TEXTE PROPOSÉ
+++

Chairway to Heaven : la danse sur le motif des sculptures de Debbie Lawson
Artiste écossaise multimédia, Debbie Lawson fait littéralement surgir des motifs des tapis ou de tout autre matériau employé pour forcer une sorte de passage entre deux mondes, comme un réensauvagement du motif qui surgit de la matière employée pour forcer le réel à en dire plus et autrement. Déroutant pour le moins.
Les sculptures animales de Debbie Lawson , plutôt que d'être camouflées par une forêt, une jungle ou un Arctique enneigé, émergent du tissu et dominent le spectateur, en créant une illusion tangible de diffraction entre plusieurs univers/ réalités à secouer la limite entre quotidien domestique et inconnu révélé.
Ses sculptures flirtent à la frontière entre imaginaire et réalité matérielle de manière inséparable. Les codes visuels s'entrechoquent, donnant forme à de nouveaux hybrides animés dotés d'une vie intérieure tranquillement sinistre et aspirant à être plus grands qu'eux-mêmes.
Son œuvre met l'accent sur les traditions culturelles entourant les objets quotidiens, en particulier ceux que l'on trouve dans les demeures de maître. Elle part d’une simple idée de travail sur le le tapis à motifs qu'elle utilise comme surface extérieure, en soulignant les qualités innées de la forme, tout en perturbant les codes de la vison qu’on s’en fait, de sorte qu'elle alterne entre trois et deux dimensions, créant un glissement visuel.

+++

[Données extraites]
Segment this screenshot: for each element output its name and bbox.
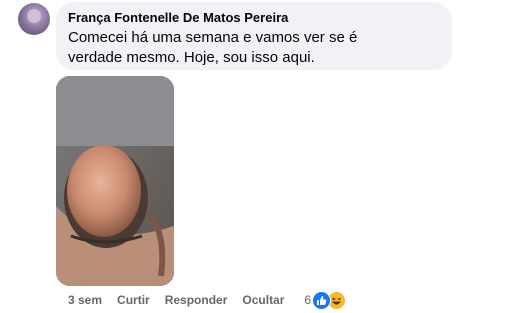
comment-photo[interactable] — [56, 76, 174, 286]
like-icon — [312, 290, 332, 310]
avatar[interactable] — [18, 3, 50, 35]
reply-button[interactable]: Responder — [165, 293, 228, 307]
comment-text: Comecei há uma semana e vamos ver se é v… — [68, 29, 358, 66]
hide-button[interactable]: Ocultar — [242, 293, 284, 307]
comment-bubble: França Fontenelle De Matos Pereira Comec… — [56, 2, 452, 70]
comment-author[interactable]: França Fontenelle De Matos Pereira — [68, 10, 440, 26]
reaction-count: 6 — [304, 293, 312, 307]
comment-timestamp[interactable]: 3 sem — [68, 293, 102, 307]
like-button[interactable]: Curtir — [117, 293, 150, 307]
photo-image — [56, 76, 174, 286]
reactions-summary[interactable]: 6 — [304, 290, 347, 310]
comment-actions: 3 sem Curtir Responder Ocultar 6 — [68, 290, 347, 310]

+++

CONSIGNES
[1] Dans le texte sur les sculptures de Debbie Lawson, quel matériau l'artiste utilise-t-elle comme surface extérieure?
[2] Rédigez, s'il vous plaît, la suite du texte sur les sculptures de Debbie Lawson, à partir de sa dernière phrase.

RÉPONSES ATTENDUES
[1] Le tapis à motifs.

[2]
Son intérêt pour la vision du monumental à travers le prisme du domestique vient d'une préoccupation pour le picaresque (allô Don Quichotte!), une forme spécifique de narration où le protagoniste central, un personnage apparemment naïf et sans prétention, se lance dans une série d'aventures épisodiques, voyant à travers l'apparemment inoffensif pour exposer des significations cachées, et souvent plus sombres ou plus étranges.
La force de cette vision fait dire à Robert Clark du Guardian :
“L'air capiteux de l'encens des Mille et Une Nuits s'infiltre dans la pièce et nous séduit dans une rêverie ludique. Tout ce qui s'infiltre dans les domaines sécurisés de la maison familiale avec des soupçons d'esprit imprévisible et incontrôlable ne peut que nous transporter directement dans les rêveries de l'enfance".
Née à Dundee, Debbie Lawson vit et travaille à Londres. Diplômée du Royal College of Art et du Central Saint Martins, ses œuvres font partie de collectionsrenomées : The Saatchi Gallery, The House of Lords, Nottingham Castle Museum, Mario Testino, The University of the Arts London, The University of Dundee et bien d'autres au Royaume-Uni et dans le monde.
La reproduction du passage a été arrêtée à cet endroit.